#### Given task:
State how many lines of the entries hold the string "header". Reply with the number alone.

Chart and figure data:

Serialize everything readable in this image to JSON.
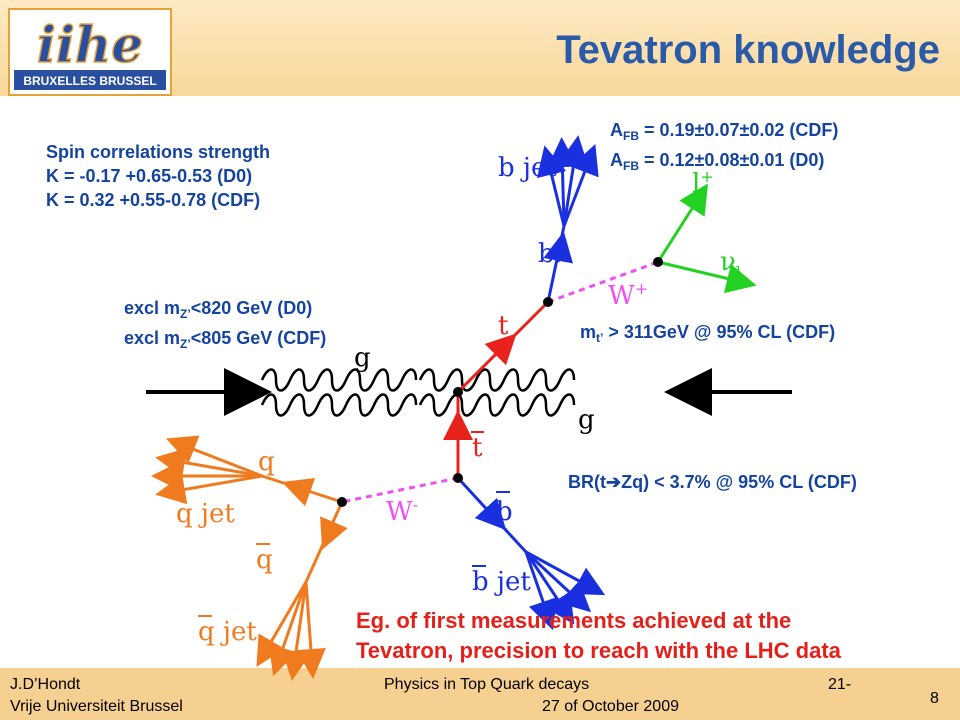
{
  "title": "Tevatron knowledge",
  "logo": {
    "main": "iihe",
    "sub": "BRUXELLES BRUSSEL"
  },
  "spin": {
    "heading": "Spin correlations strength",
    "d0": "K = -0.17 +0.65-0.53 (D0)",
    "cdf": "K =  0.32 +0.55-0.78 (CDF)"
  },
  "afb": {
    "cdf_label": "A",
    "cdf_sub": "FB",
    "cdf_value": " = 0.19±0.07±0.02 (CDF)",
    "d0_label": "A",
    "d0_sub": "FB",
    "d0_value": " = 0.12±0.08±0.01 (D0)"
  },
  "zprime": {
    "d0_pre": "excl m",
    "d0_sub": "Z’",
    "d0_post": "<820 GeV (D0)",
    "cdf_pre": "excl m",
    "cdf_sub": "Z’",
    "cdf_post": "<805 GeV (CDF)"
  },
  "tprime": {
    "pre": "m",
    "sub": "t’",
    "post": " > 311GeV @ 95% CL (CDF)"
  },
  "br": {
    "pre": "BR(t",
    "arrow": "➔",
    "post": "Zq) < 3.7% @ 95% CL (CDF)"
  },
  "diagram": {
    "b_jet": "b  jet",
    "b": "b",
    "l_plus": "l",
    "l_sup": "+",
    "nu": "ν",
    "nu_sub": "l",
    "w_plus": "W",
    "w_plus_sup": "+",
    "t": "t",
    "g_top": "g",
    "g_bottom": "g",
    "tbar": "t",
    "q": "q",
    "q_jet": "q  jet",
    "qbar": "q",
    "qbar_jet": "q  jet",
    "w_minus": "W",
    "w_minus_sup": "-",
    "bbar": "b",
    "bbar_jet": "b  jet"
  },
  "note": {
    "line1": "Eg. of first measurements achieved at the",
    "line2": "Tevatron, precision to reach with the LHC data"
  },
  "footer": {
    "author": "J.D’Hondt",
    "institute": "Vrije Universiteit Brussel",
    "talk": "Physics in Top Quark decays",
    "page_left": "21-",
    "date": "27 of October 2009",
    "slide_no": "8"
  },
  "colors": {
    "title": "#2a5aa8",
    "text": "#1544a0",
    "note": "#e4201a",
    "red": "#e8231c",
    "blue": "#1a30e0",
    "green": "#22d122",
    "orange": "#f07a1e",
    "magenta": "#f050f0"
  }
}
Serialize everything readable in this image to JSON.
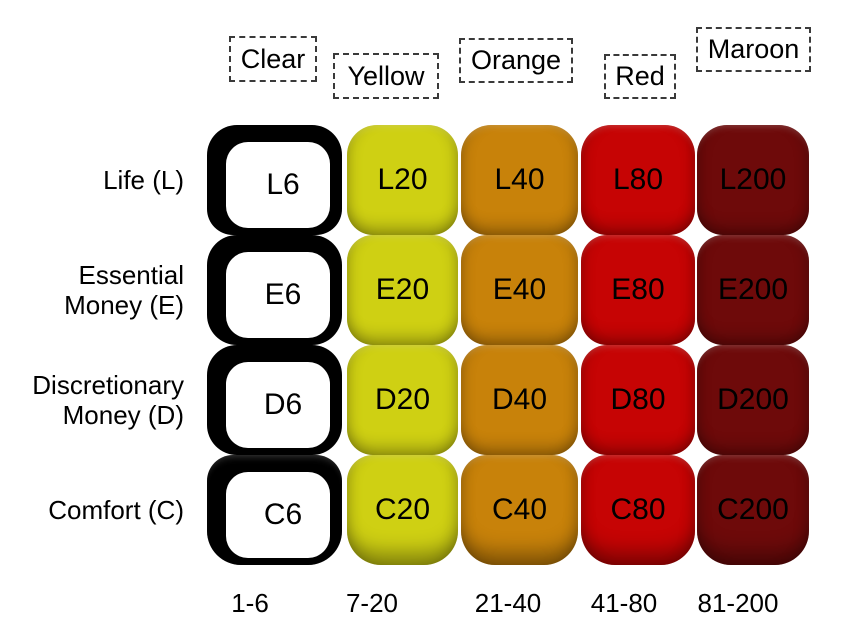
{
  "diagram": {
    "columns": [
      {
        "header": "Clear",
        "range": "1-6",
        "color": "#ffffff",
        "outline_color": "#000000"
      },
      {
        "header": "Yellow",
        "range": "7-20",
        "color": "#cfd013"
      },
      {
        "header": "Orange",
        "range": "21-40",
        "color": "#c8820a"
      },
      {
        "header": "Red",
        "range": "41-80",
        "color": "#c60404"
      },
      {
        "header": "Maroon",
        "range": "81-200",
        "color": "#6e0a0a"
      }
    ],
    "rows": [
      {
        "label": "Life (L)"
      },
      {
        "label": "Essential Money (E)"
      },
      {
        "label": "Discretionary Money (D)"
      },
      {
        "label": "Comfort (C)"
      }
    ],
    "cells": [
      [
        "L6",
        "L20",
        "L40",
        "L80",
        "L200"
      ],
      [
        "E6",
        "E20",
        "E40",
        "E80",
        "E200"
      ],
      [
        "D6",
        "D20",
        "D40",
        "D80",
        "D200"
      ],
      [
        "C6",
        "C20",
        "C40",
        "C80",
        "C200"
      ]
    ],
    "text_color": "#000000"
  }
}
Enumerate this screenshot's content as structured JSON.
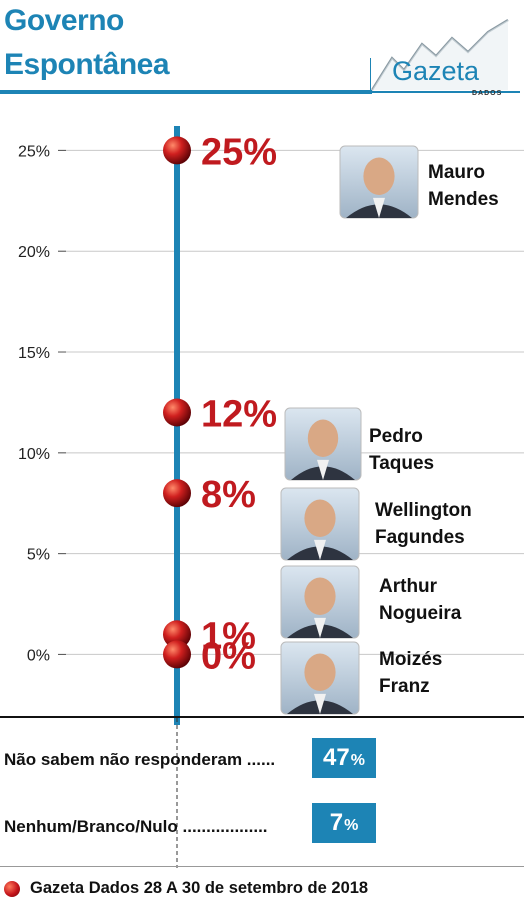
{
  "header": {
    "title_line1": "Governo",
    "title_line2": "Espontânea",
    "logo_text": "Gazeta",
    "logo_subtext": "DADOS"
  },
  "colors": {
    "accent": "#1d84b5",
    "value_red": "#c01a1f",
    "grid": "#c8c8c8"
  },
  "chart_data": {
    "type": "scatter",
    "title": "Governo Espontânea",
    "ylim": [
      -3.5,
      27.5
    ],
    "y_ticks": [
      "0%",
      "5%",
      "10%",
      "15%",
      "20%",
      "25%"
    ],
    "y_tick_values": [
      0,
      5,
      10,
      15,
      20,
      25
    ],
    "points": [
      {
        "name_line1": "Mauro",
        "name_line2": "Mendes",
        "value": 25,
        "label": "25%"
      },
      {
        "name_line1": "Pedro",
        "name_line2": "Taques",
        "value": 12,
        "label": "12%"
      },
      {
        "name_line1": "Wellington",
        "name_line2": "Fagundes",
        "value": 8,
        "label": "8%"
      },
      {
        "name_line1": "Arthur",
        "name_line2": "Nogueira",
        "value": 1,
        "label": "1%"
      },
      {
        "name_line1": "Moizés",
        "name_line2": "Franz",
        "value": 0,
        "label": "0%"
      }
    ]
  },
  "summary": [
    {
      "label": "Não sabem não responderam ......",
      "value": "47",
      "unit": "%"
    },
    {
      "label": "Nenhum/Branco/Nulo ..................",
      "value": "7",
      "unit": "%"
    }
  ],
  "footer": {
    "source": "Gazeta Dados 28 A 30 de setembro de 2018"
  }
}
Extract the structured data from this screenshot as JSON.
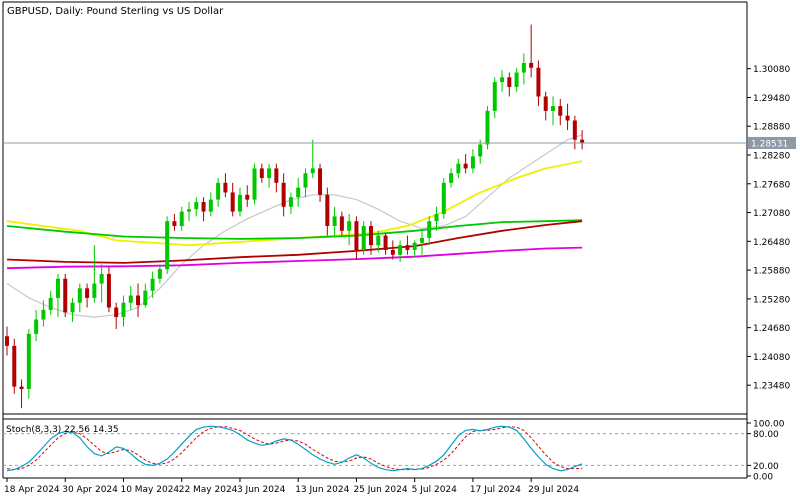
{
  "chart_data": {
    "type": "candlestick",
    "title": "GBPUSD, Daily:  Pound Sterling vs US Dollar",
    "symbol": "GBPUSD",
    "timeframe": "Daily",
    "description": "Pound Sterling vs US Dollar",
    "current_price": 1.28531,
    "current_price_label": "1.28531",
    "colors": {
      "bull": "#00c800",
      "bear": "#b00000",
      "sma_fast": "#c8c8c8",
      "sma_mid": "#f0f000",
      "sma_green": "#00c800",
      "sma_red": "#b00000",
      "sma_magenta": "#e000e0",
      "stoch_main": "#00a0c8",
      "stoch_signal": "#e00000"
    },
    "price_axis": {
      "ylim": [
        1.229,
        1.3145
      ],
      "ticks": [
        {
          "value": 1.2348,
          "label": "1.23480"
        },
        {
          "value": 1.2408,
          "label": "1.24080"
        },
        {
          "value": 1.2468,
          "label": "1.24680"
        },
        {
          "value": 1.2528,
          "label": "1.25280"
        },
        {
          "value": 1.2588,
          "label": "1.25880"
        },
        {
          "value": 1.2648,
          "label": "1.26480"
        },
        {
          "value": 1.2708,
          "label": "1.27080"
        },
        {
          "value": 1.2768,
          "label": "1.27680"
        },
        {
          "value": 1.2828,
          "label": "1.28280"
        },
        {
          "value": 1.2888,
          "label": "1.28880"
        },
        {
          "value": 1.2948,
          "label": "1.29480"
        },
        {
          "value": 1.3008,
          "label": "1.30080"
        }
      ]
    },
    "x_axis": {
      "labels": [
        {
          "index": 0,
          "label": "18 Apr 2024"
        },
        {
          "index": 8,
          "label": "30 Apr 2024"
        },
        {
          "index": 16,
          "label": "10 May 2024"
        },
        {
          "index": 24,
          "label": "22 May 2024"
        },
        {
          "index": 32,
          "label": "3 Jun 2024"
        },
        {
          "index": 40,
          "label": "13 Jun 2024"
        },
        {
          "index": 48,
          "label": "25 Jun 2024"
        },
        {
          "index": 56,
          "label": "5 Jul 2024"
        },
        {
          "index": 64,
          "label": "17 Jul 2024"
        },
        {
          "index": 72,
          "label": "29 Jul 2024"
        }
      ]
    },
    "candles": [
      {
        "o": 1.245,
        "h": 1.247,
        "l": 1.241,
        "c": 1.243
      },
      {
        "o": 1.243,
        "h": 1.2445,
        "l": 1.233,
        "c": 1.2345
      },
      {
        "o": 1.2345,
        "h": 1.236,
        "l": 1.23,
        "c": 1.234
      },
      {
        "o": 1.234,
        "h": 1.2465,
        "l": 1.232,
        "c": 1.2455
      },
      {
        "o": 1.2455,
        "h": 1.2505,
        "l": 1.244,
        "c": 1.2485
      },
      {
        "o": 1.2485,
        "h": 1.2525,
        "l": 1.247,
        "c": 1.2505
      },
      {
        "o": 1.2505,
        "h": 1.2545,
        "l": 1.2495,
        "c": 1.253
      },
      {
        "o": 1.253,
        "h": 1.258,
        "l": 1.249,
        "c": 1.257
      },
      {
        "o": 1.257,
        "h": 1.258,
        "l": 1.249,
        "c": 1.25
      },
      {
        "o": 1.25,
        "h": 1.253,
        "l": 1.248,
        "c": 1.252
      },
      {
        "o": 1.252,
        "h": 1.256,
        "l": 1.25,
        "c": 1.255
      },
      {
        "o": 1.255,
        "h": 1.256,
        "l": 1.251,
        "c": 1.253
      },
      {
        "o": 1.253,
        "h": 1.264,
        "l": 1.252,
        "c": 1.256
      },
      {
        "o": 1.256,
        "h": 1.26,
        "l": 1.252,
        "c": 1.258
      },
      {
        "o": 1.258,
        "h": 1.2595,
        "l": 1.25,
        "c": 1.251
      },
      {
        "o": 1.251,
        "h": 1.252,
        "l": 1.2465,
        "c": 1.249
      },
      {
        "o": 1.249,
        "h": 1.2535,
        "l": 1.247,
        "c": 1.252
      },
      {
        "o": 1.252,
        "h": 1.2555,
        "l": 1.2505,
        "c": 1.2535
      },
      {
        "o": 1.2535,
        "h": 1.256,
        "l": 1.249,
        "c": 1.2515
      },
      {
        "o": 1.2515,
        "h": 1.256,
        "l": 1.251,
        "c": 1.2545
      },
      {
        "o": 1.2545,
        "h": 1.2585,
        "l": 1.253,
        "c": 1.257
      },
      {
        "o": 1.257,
        "h": 1.26,
        "l": 1.256,
        "c": 1.259
      },
      {
        "o": 1.259,
        "h": 1.27,
        "l": 1.258,
        "c": 1.269
      },
      {
        "o": 1.269,
        "h": 1.2705,
        "l": 1.267,
        "c": 1.268
      },
      {
        "o": 1.268,
        "h": 1.272,
        "l": 1.267,
        "c": 1.271
      },
      {
        "o": 1.271,
        "h": 1.273,
        "l": 1.269,
        "c": 1.2715
      },
      {
        "o": 1.2715,
        "h": 1.274,
        "l": 1.27,
        "c": 1.273
      },
      {
        "o": 1.273,
        "h": 1.274,
        "l": 1.269,
        "c": 1.271
      },
      {
        "o": 1.271,
        "h": 1.275,
        "l": 1.27,
        "c": 1.2735
      },
      {
        "o": 1.2735,
        "h": 1.278,
        "l": 1.272,
        "c": 1.277
      },
      {
        "o": 1.277,
        "h": 1.279,
        "l": 1.274,
        "c": 1.275
      },
      {
        "o": 1.275,
        "h": 1.277,
        "l": 1.27,
        "c": 1.271
      },
      {
        "o": 1.271,
        "h": 1.276,
        "l": 1.27,
        "c": 1.2745
      },
      {
        "o": 1.2745,
        "h": 1.2765,
        "l": 1.272,
        "c": 1.2735
      },
      {
        "o": 1.2735,
        "h": 1.281,
        "l": 1.2725,
        "c": 1.28
      },
      {
        "o": 1.28,
        "h": 1.281,
        "l": 1.277,
        "c": 1.278
      },
      {
        "o": 1.278,
        "h": 1.281,
        "l": 1.276,
        "c": 1.28
      },
      {
        "o": 1.28,
        "h": 1.281,
        "l": 1.275,
        "c": 1.277
      },
      {
        "o": 1.277,
        "h": 1.279,
        "l": 1.27,
        "c": 1.272
      },
      {
        "o": 1.272,
        "h": 1.275,
        "l": 1.2705,
        "c": 1.274
      },
      {
        "o": 1.274,
        "h": 1.278,
        "l": 1.272,
        "c": 1.276
      },
      {
        "o": 1.276,
        "h": 1.28,
        "l": 1.274,
        "c": 1.279
      },
      {
        "o": 1.279,
        "h": 1.286,
        "l": 1.278,
        "c": 1.28
      },
      {
        "o": 1.28,
        "h": 1.281,
        "l": 1.273,
        "c": 1.2745
      },
      {
        "o": 1.2745,
        "h": 1.276,
        "l": 1.266,
        "c": 1.268
      },
      {
        "o": 1.268,
        "h": 1.272,
        "l": 1.266,
        "c": 1.27
      },
      {
        "o": 1.27,
        "h": 1.271,
        "l": 1.266,
        "c": 1.267
      },
      {
        "o": 1.267,
        "h": 1.2705,
        "l": 1.264,
        "c": 1.269
      },
      {
        "o": 1.269,
        "h": 1.27,
        "l": 1.261,
        "c": 1.263
      },
      {
        "o": 1.263,
        "h": 1.269,
        "l": 1.262,
        "c": 1.268
      },
      {
        "o": 1.268,
        "h": 1.269,
        "l": 1.262,
        "c": 1.264
      },
      {
        "o": 1.264,
        "h": 1.267,
        "l": 1.2625,
        "c": 1.266
      },
      {
        "o": 1.266,
        "h": 1.2665,
        "l": 1.262,
        "c": 1.263
      },
      {
        "o": 1.263,
        "h": 1.265,
        "l": 1.261,
        "c": 1.262
      },
      {
        "o": 1.262,
        "h": 1.265,
        "l": 1.2605,
        "c": 1.264
      },
      {
        "o": 1.264,
        "h": 1.266,
        "l": 1.262,
        "c": 1.263
      },
      {
        "o": 1.263,
        "h": 1.265,
        "l": 1.2615,
        "c": 1.2645
      },
      {
        "o": 1.2645,
        "h": 1.267,
        "l": 1.262,
        "c": 1.2655
      },
      {
        "o": 1.2655,
        "h": 1.27,
        "l": 1.264,
        "c": 1.269
      },
      {
        "o": 1.269,
        "h": 1.272,
        "l": 1.267,
        "c": 1.2705
      },
      {
        "o": 1.2705,
        "h": 1.278,
        "l": 1.2695,
        "c": 1.277
      },
      {
        "o": 1.277,
        "h": 1.28,
        "l": 1.276,
        "c": 1.279
      },
      {
        "o": 1.279,
        "h": 1.282,
        "l": 1.278,
        "c": 1.281
      },
      {
        "o": 1.281,
        "h": 1.283,
        "l": 1.279,
        "c": 1.28
      },
      {
        "o": 1.28,
        "h": 1.284,
        "l": 1.279,
        "c": 1.2825
      },
      {
        "o": 1.2825,
        "h": 1.286,
        "l": 1.281,
        "c": 1.285
      },
      {
        "o": 1.285,
        "h": 1.293,
        "l": 1.284,
        "c": 1.292
      },
      {
        "o": 1.292,
        "h": 1.299,
        "l": 1.2905,
        "c": 1.298
      },
      {
        "o": 1.298,
        "h": 1.3005,
        "l": 1.296,
        "c": 1.299
      },
      {
        "o": 1.299,
        "h": 1.3,
        "l": 1.295,
        "c": 1.297
      },
      {
        "o": 1.297,
        "h": 1.301,
        "l": 1.296,
        "c": 1.3
      },
      {
        "o": 1.3,
        "h": 1.304,
        "l": 1.2975,
        "c": 1.302
      },
      {
        "o": 1.302,
        "h": 1.31,
        "l": 1.299,
        "c": 1.301
      },
      {
        "o": 1.301,
        "h": 1.3025,
        "l": 1.293,
        "c": 1.295
      },
      {
        "o": 1.295,
        "h": 1.296,
        "l": 1.29,
        "c": 1.292
      },
      {
        "o": 1.292,
        "h": 1.295,
        "l": 1.289,
        "c": 1.293
      },
      {
        "o": 1.293,
        "h": 1.2945,
        "l": 1.289,
        "c": 1.291
      },
      {
        "o": 1.291,
        "h": 1.2935,
        "l": 1.288,
        "c": 1.29
      },
      {
        "o": 1.29,
        "h": 1.291,
        "l": 1.284,
        "c": 1.286
      },
      {
        "o": 1.286,
        "h": 1.288,
        "l": 1.284,
        "c": 1.2853
      }
    ],
    "moving_averages": [
      {
        "id": "sma_fast",
        "color": "#c8c8c8",
        "width": 1.2,
        "points": [
          [
            0,
            1.256
          ],
          [
            3,
            1.253
          ],
          [
            6,
            1.251
          ],
          [
            9,
            1.2495
          ],
          [
            12,
            1.249
          ],
          [
            15,
            1.2495
          ],
          [
            18,
            1.251
          ],
          [
            21,
            1.255
          ],
          [
            24,
            1.26
          ],
          [
            27,
            1.264
          ],
          [
            30,
            1.267
          ],
          [
            33,
            1.2695
          ],
          [
            36,
            1.2715
          ],
          [
            39,
            1.2735
          ],
          [
            42,
            1.2745
          ],
          [
            45,
            1.2745
          ],
          [
            48,
            1.2735
          ],
          [
            51,
            1.2715
          ],
          [
            54,
            1.269
          ],
          [
            57,
            1.2675
          ],
          [
            60,
            1.268
          ],
          [
            63,
            1.27
          ],
          [
            66,
            1.274
          ],
          [
            69,
            1.278
          ],
          [
            72,
            1.281
          ],
          [
            75,
            1.284
          ],
          [
            77,
            1.286
          ],
          [
            79,
            1.287
          ]
        ]
      },
      {
        "id": "sma_mid",
        "color": "#f0f000",
        "width": 1.8,
        "points": [
          [
            0,
            1.269
          ],
          [
            5,
            1.268
          ],
          [
            10,
            1.267
          ],
          [
            15,
            1.265
          ],
          [
            20,
            1.2645
          ],
          [
            25,
            1.264
          ],
          [
            30,
            1.2645
          ],
          [
            35,
            1.265
          ],
          [
            40,
            1.2655
          ],
          [
            45,
            1.266
          ],
          [
            50,
            1.2665
          ],
          [
            55,
            1.268
          ],
          [
            60,
            1.271
          ],
          [
            65,
            1.275
          ],
          [
            70,
            1.278
          ],
          [
            74,
            1.28
          ],
          [
            79,
            1.2815
          ]
        ]
      },
      {
        "id": "sma_green",
        "color": "#00c800",
        "width": 1.8,
        "points": [
          [
            0,
            1.268
          ],
          [
            8,
            1.2668
          ],
          [
            16,
            1.2658
          ],
          [
            24,
            1.2655
          ],
          [
            32,
            1.2653
          ],
          [
            40,
            1.2655
          ],
          [
            48,
            1.266
          ],
          [
            56,
            1.267
          ],
          [
            62,
            1.268
          ],
          [
            68,
            1.2688
          ],
          [
            74,
            1.269
          ],
          [
            79,
            1.2692
          ]
        ]
      },
      {
        "id": "sma_red",
        "color": "#b00000",
        "width": 1.8,
        "points": [
          [
            0,
            1.261
          ],
          [
            8,
            1.2605
          ],
          [
            16,
            1.2603
          ],
          [
            24,
            1.2608
          ],
          [
            32,
            1.2615
          ],
          [
            40,
            1.262
          ],
          [
            48,
            1.2628
          ],
          [
            56,
            1.2638
          ],
          [
            62,
            1.2655
          ],
          [
            68,
            1.267
          ],
          [
            74,
            1.2682
          ],
          [
            79,
            1.269
          ]
        ]
      },
      {
        "id": "sma_magenta",
        "color": "#e000e0",
        "width": 1.8,
        "points": [
          [
            0,
            1.2592
          ],
          [
            8,
            1.2595
          ],
          [
            16,
            1.2596
          ],
          [
            24,
            1.2598
          ],
          [
            32,
            1.2603
          ],
          [
            40,
            1.2607
          ],
          [
            48,
            1.2611
          ],
          [
            56,
            1.2616
          ],
          [
            62,
            1.2622
          ],
          [
            68,
            1.2628
          ],
          [
            74,
            1.2633
          ],
          [
            79,
            1.2635
          ]
        ]
      }
    ],
    "stochastic": {
      "label": "Stoch(8,3,3) 22.56 14.35",
      "levels": [
        80,
        20
      ],
      "axis_labels": [
        "100.00",
        "80.00",
        "20.00",
        "0.00"
      ],
      "main": [
        10,
        12,
        18,
        26,
        40,
        55,
        70,
        80,
        84,
        82,
        72,
        55,
        42,
        38,
        45,
        55,
        52,
        42,
        30,
        22,
        20,
        24,
        32,
        45,
        60,
        75,
        88,
        92,
        94,
        93,
        90,
        86,
        78,
        68,
        62,
        58,
        60,
        66,
        70,
        68,
        60,
        50,
        40,
        32,
        26,
        22,
        26,
        34,
        40,
        34,
        24,
        16,
        12,
        10,
        12,
        14,
        12,
        14,
        20,
        28,
        40,
        58,
        76,
        86,
        88,
        85,
        88,
        92,
        94,
        92,
        86,
        70,
        52,
        36,
        22,
        14,
        10,
        12,
        18,
        22.56
      ],
      "signal": [
        14,
        12,
        14,
        20,
        30,
        44,
        58,
        72,
        80,
        84,
        80,
        70,
        58,
        46,
        42,
        46,
        50,
        48,
        40,
        30,
        24,
        22,
        25,
        32,
        44,
        58,
        72,
        84,
        90,
        93,
        93,
        90,
        86,
        78,
        70,
        64,
        60,
        62,
        66,
        68,
        66,
        60,
        50,
        42,
        34,
        28,
        26,
        28,
        34,
        36,
        32,
        24,
        18,
        14,
        12,
        12,
        13,
        13,
        16,
        22,
        30,
        42,
        58,
        74,
        84,
        86,
        86,
        88,
        91,
        93,
        92,
        86,
        72,
        56,
        40,
        26,
        18,
        14,
        14,
        14.35
      ]
    }
  }
}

#### Task response:
6